● **Supplied material**:
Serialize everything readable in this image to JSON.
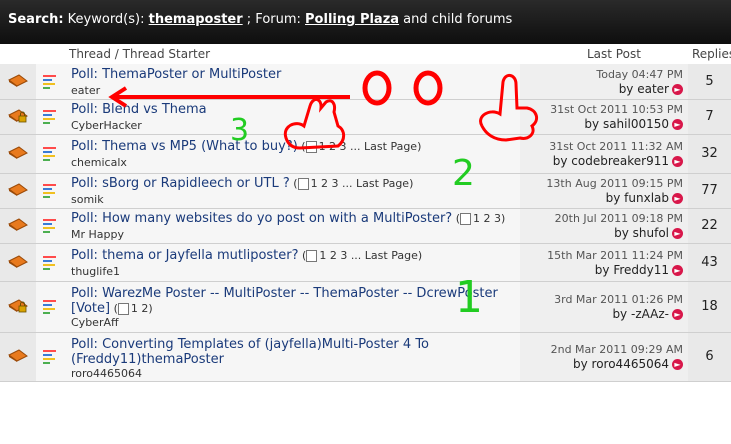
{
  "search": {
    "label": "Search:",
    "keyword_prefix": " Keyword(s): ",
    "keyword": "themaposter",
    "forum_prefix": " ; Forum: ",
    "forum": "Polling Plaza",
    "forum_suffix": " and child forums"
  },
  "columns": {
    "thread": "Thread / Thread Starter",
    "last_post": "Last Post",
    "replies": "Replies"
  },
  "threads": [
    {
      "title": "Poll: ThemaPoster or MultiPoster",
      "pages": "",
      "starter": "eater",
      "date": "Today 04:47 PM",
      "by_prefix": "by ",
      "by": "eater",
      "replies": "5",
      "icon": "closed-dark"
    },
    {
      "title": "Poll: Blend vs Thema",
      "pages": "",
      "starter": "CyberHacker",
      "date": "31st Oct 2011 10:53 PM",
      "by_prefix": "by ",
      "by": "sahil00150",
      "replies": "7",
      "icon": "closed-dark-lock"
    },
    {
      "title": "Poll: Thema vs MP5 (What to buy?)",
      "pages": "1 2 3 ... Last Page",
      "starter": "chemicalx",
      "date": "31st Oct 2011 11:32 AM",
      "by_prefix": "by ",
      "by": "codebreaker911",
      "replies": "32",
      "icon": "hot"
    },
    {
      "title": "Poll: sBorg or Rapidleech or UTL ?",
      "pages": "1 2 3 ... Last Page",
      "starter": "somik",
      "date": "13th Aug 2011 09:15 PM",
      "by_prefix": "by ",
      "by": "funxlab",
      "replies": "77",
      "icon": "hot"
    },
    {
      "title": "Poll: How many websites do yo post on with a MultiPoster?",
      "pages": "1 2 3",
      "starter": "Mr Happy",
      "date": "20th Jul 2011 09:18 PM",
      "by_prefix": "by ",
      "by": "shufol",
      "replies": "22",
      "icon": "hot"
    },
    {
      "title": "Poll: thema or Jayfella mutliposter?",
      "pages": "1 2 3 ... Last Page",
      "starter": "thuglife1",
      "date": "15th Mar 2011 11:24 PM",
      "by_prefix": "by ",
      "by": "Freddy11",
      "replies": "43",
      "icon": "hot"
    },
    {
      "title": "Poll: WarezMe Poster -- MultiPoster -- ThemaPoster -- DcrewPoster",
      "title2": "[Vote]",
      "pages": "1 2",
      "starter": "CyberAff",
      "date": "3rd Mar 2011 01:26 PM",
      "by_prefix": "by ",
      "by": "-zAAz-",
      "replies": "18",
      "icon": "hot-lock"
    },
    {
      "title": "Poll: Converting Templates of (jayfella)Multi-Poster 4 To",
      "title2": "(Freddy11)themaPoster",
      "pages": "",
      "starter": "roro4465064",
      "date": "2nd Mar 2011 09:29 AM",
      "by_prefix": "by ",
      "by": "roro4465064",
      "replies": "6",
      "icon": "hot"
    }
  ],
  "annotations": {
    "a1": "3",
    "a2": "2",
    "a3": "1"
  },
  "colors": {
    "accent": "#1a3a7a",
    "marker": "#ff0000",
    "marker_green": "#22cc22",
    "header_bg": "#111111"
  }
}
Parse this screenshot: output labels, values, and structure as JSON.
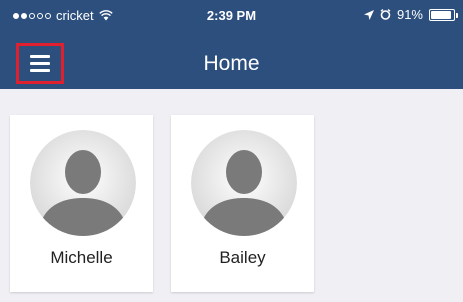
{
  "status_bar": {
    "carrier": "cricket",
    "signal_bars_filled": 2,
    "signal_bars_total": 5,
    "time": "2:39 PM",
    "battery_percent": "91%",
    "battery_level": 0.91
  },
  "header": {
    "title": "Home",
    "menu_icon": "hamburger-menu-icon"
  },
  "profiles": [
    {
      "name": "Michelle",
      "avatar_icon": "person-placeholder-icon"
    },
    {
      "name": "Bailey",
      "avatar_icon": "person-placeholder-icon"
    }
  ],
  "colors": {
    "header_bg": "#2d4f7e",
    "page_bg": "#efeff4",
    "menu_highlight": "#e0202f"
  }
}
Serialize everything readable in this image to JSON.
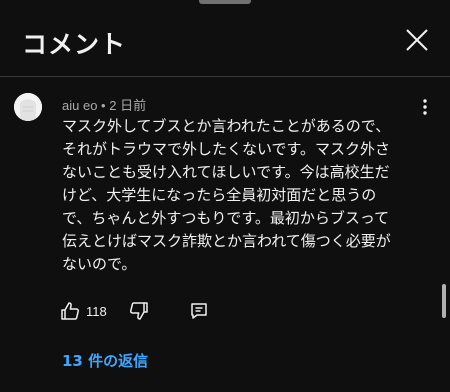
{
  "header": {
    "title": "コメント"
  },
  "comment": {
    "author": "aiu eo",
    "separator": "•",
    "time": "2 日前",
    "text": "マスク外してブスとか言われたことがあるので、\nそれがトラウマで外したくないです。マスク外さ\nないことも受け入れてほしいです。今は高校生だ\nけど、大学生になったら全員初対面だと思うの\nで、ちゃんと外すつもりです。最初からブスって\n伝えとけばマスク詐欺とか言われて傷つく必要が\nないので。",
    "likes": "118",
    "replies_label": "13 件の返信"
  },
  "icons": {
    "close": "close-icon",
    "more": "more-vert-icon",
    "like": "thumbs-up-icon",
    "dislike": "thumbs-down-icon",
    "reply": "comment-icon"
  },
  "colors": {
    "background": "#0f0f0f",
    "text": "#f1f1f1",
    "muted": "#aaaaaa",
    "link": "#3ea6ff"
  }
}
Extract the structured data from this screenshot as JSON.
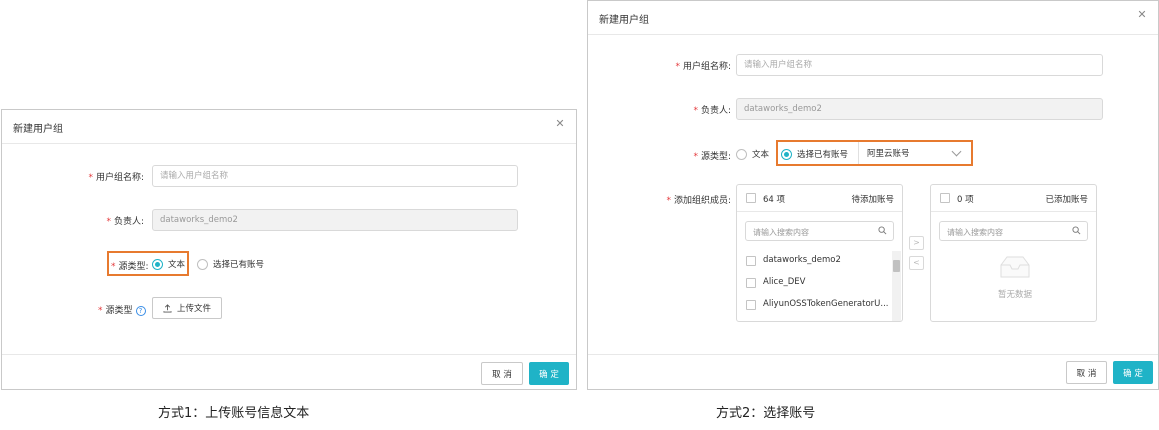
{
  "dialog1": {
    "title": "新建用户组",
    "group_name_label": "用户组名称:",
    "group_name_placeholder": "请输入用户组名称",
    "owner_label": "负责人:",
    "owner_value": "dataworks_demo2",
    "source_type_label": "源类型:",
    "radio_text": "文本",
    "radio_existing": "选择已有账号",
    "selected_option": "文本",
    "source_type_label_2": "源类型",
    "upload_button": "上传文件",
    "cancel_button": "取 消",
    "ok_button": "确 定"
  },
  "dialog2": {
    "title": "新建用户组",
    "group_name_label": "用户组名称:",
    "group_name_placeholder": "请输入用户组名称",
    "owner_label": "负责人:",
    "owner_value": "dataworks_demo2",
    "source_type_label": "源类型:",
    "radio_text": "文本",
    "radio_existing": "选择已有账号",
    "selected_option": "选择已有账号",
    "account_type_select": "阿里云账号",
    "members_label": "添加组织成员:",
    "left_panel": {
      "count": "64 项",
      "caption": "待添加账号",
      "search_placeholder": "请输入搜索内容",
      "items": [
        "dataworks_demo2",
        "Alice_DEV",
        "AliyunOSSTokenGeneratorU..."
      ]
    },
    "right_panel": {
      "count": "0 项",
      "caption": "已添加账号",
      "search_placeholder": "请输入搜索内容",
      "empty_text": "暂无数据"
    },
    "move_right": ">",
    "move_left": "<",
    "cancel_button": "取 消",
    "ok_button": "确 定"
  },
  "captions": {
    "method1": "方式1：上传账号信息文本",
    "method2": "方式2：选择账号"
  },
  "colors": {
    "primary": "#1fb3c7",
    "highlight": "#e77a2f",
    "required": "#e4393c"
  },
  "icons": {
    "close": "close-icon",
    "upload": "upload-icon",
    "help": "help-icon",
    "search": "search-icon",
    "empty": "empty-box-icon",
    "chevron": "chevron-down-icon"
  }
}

--

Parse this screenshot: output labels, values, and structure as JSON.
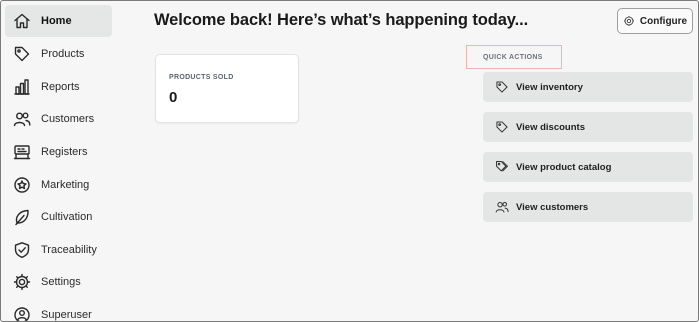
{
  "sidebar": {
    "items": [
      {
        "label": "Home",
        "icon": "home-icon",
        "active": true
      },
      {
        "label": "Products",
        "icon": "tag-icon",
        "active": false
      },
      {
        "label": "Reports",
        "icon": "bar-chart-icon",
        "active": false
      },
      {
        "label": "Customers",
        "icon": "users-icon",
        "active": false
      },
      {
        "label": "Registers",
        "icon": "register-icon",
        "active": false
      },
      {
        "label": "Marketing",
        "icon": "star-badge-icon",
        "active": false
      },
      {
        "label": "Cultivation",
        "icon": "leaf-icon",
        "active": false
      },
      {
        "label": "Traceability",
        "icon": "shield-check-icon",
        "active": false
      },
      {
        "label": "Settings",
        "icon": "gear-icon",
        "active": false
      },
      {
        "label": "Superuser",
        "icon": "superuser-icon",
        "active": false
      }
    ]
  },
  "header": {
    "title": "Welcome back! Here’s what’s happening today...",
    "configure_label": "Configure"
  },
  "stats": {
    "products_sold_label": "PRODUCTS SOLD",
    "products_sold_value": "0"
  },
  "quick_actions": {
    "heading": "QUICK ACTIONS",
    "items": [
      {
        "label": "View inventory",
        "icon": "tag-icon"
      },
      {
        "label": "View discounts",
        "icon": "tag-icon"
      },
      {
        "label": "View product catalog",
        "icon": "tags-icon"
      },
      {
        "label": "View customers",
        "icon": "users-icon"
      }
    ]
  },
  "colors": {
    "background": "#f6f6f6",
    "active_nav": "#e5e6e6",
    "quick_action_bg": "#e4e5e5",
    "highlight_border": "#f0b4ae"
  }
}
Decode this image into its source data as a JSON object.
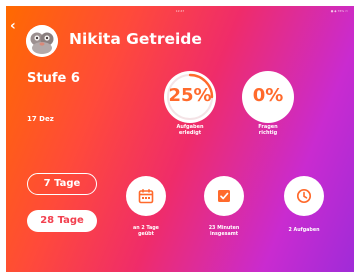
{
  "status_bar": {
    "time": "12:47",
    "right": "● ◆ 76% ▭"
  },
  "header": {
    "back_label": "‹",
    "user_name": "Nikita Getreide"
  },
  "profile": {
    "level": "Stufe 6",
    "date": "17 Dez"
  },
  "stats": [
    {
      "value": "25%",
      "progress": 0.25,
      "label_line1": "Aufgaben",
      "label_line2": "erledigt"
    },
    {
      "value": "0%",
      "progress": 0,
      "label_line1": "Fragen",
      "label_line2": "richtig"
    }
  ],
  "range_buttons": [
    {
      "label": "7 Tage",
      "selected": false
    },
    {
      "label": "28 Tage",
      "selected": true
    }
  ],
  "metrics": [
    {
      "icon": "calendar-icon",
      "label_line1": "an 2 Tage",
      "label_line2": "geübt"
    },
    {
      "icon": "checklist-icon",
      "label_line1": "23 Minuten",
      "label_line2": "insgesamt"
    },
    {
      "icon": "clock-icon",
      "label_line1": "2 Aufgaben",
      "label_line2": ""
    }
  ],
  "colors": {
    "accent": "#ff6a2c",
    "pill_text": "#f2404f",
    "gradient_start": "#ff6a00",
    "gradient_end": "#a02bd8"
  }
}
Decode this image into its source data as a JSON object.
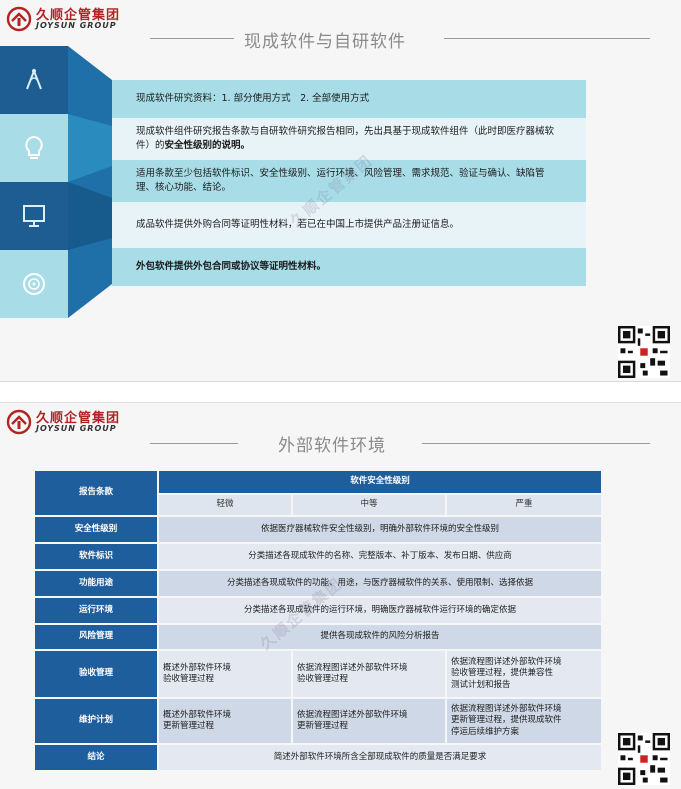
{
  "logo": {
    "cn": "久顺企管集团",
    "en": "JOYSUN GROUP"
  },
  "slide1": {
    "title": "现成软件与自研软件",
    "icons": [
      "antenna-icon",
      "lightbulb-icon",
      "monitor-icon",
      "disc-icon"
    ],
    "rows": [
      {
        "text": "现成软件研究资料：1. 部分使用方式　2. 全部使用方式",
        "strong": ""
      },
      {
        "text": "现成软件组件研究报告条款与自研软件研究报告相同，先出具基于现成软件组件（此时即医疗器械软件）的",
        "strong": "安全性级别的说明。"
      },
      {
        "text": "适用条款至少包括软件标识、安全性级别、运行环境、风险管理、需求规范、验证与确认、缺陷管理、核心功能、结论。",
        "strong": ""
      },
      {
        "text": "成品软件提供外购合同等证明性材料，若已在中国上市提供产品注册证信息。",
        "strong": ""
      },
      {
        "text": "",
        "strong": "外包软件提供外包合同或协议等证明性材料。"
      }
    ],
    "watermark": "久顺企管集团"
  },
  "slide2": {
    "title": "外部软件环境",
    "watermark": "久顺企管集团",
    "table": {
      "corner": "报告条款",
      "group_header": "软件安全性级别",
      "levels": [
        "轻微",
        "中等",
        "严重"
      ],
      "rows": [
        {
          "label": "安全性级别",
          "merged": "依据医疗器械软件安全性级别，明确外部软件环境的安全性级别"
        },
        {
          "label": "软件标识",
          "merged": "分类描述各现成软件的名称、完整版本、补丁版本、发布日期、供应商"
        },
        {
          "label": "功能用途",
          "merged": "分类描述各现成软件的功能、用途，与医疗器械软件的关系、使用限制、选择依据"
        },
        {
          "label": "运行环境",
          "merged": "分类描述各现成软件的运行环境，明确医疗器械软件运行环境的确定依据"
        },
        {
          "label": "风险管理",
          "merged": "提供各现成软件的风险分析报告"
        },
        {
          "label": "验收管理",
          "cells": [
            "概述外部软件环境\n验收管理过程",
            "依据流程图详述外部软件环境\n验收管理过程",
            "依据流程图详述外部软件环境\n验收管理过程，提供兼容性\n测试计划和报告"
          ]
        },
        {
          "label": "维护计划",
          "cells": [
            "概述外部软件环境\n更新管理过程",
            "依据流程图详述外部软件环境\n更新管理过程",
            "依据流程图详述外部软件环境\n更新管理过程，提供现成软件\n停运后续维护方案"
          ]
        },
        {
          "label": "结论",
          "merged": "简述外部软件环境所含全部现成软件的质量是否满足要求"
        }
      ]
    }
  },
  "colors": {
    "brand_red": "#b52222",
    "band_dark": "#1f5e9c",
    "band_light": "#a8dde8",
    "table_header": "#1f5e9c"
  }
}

● **Exercise instructions**: Choose all lines containing the string "Tage" and copy them out.

● **Completed exercise**:
      "label": "7 Tage",
      "label": "28 Tage",
      "label_line1": "an 2 Tage",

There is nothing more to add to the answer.